- _Collected data_

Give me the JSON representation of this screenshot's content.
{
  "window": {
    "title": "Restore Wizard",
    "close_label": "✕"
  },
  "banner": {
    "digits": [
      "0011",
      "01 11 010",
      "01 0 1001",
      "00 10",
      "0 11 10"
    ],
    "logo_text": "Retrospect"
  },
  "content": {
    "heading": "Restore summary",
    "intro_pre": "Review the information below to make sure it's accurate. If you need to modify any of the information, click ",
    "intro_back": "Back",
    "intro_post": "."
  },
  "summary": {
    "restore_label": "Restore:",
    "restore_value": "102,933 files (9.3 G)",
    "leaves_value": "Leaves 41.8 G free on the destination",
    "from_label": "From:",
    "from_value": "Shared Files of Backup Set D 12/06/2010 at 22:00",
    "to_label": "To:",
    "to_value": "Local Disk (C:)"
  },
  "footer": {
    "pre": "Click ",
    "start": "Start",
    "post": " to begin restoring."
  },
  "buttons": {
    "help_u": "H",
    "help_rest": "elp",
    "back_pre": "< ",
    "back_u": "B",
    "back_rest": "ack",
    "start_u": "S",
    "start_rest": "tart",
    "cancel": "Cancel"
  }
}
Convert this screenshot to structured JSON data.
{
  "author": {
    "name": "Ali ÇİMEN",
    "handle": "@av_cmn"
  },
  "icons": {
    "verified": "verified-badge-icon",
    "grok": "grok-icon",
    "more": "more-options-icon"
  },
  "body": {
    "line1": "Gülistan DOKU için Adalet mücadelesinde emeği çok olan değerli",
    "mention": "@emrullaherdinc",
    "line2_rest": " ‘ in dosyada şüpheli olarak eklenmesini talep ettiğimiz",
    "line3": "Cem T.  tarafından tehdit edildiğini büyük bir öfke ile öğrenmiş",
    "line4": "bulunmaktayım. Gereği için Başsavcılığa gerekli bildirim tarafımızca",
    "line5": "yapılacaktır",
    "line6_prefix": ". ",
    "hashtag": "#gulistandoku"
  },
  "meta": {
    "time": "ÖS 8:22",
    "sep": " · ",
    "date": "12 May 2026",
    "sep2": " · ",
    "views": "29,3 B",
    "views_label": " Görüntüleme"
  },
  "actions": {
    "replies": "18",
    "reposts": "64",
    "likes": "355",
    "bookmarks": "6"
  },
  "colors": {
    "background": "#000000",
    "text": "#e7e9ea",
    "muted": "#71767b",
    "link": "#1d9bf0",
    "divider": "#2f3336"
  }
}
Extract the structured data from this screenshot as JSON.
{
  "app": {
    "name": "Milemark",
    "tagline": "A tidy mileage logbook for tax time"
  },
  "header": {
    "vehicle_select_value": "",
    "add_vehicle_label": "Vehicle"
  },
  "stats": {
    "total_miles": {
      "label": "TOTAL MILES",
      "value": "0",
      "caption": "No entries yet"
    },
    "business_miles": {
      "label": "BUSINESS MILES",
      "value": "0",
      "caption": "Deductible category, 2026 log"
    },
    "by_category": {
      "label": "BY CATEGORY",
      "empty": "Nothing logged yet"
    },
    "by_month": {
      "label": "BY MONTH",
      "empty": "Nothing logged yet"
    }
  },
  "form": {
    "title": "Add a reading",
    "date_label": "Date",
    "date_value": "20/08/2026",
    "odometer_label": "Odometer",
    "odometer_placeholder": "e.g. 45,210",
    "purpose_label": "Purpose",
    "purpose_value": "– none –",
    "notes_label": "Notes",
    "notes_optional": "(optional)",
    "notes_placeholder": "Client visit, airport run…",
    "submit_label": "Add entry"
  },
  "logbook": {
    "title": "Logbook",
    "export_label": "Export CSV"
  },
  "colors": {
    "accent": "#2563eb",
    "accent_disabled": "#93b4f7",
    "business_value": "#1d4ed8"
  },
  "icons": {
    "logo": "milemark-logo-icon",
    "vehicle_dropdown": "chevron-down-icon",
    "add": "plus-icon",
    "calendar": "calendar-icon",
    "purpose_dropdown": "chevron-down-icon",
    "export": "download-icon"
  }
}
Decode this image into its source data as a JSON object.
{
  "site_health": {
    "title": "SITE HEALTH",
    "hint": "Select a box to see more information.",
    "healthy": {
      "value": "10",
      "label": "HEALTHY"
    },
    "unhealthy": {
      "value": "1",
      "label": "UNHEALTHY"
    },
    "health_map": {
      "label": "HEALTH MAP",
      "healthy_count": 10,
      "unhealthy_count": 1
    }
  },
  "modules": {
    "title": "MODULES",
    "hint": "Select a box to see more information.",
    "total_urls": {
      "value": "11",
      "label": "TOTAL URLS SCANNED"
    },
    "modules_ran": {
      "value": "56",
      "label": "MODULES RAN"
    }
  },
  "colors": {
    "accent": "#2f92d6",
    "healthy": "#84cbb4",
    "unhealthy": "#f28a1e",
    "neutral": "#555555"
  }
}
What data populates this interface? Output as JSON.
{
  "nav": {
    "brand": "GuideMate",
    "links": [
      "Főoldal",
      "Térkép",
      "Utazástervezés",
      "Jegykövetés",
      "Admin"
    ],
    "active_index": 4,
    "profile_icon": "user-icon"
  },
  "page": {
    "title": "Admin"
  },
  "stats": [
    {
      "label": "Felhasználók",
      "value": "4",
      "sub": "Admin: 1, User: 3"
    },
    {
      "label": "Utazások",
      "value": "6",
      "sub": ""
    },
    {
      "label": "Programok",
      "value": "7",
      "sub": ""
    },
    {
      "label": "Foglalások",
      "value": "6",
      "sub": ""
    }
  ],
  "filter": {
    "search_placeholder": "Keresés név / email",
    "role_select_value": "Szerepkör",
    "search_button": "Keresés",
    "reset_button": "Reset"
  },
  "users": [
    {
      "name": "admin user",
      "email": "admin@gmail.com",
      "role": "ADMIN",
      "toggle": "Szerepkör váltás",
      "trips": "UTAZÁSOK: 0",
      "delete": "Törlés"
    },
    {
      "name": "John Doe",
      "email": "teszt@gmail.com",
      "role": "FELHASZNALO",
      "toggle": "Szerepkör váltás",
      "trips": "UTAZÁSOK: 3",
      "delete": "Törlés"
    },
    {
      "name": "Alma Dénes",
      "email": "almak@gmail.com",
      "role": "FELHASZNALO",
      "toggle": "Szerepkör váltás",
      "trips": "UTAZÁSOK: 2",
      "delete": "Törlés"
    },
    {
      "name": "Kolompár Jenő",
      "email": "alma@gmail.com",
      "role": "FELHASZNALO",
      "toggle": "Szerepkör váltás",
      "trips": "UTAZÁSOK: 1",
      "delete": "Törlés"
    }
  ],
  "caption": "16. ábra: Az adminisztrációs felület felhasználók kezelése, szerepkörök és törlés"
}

- _What you have to do_
Lines that include the word "chevron" are to be extracted from the data above.

- _Full response_
    "vehicle_dropdown": "chevron-down-icon",
    "purpose_dropdown": "chevron-down-icon",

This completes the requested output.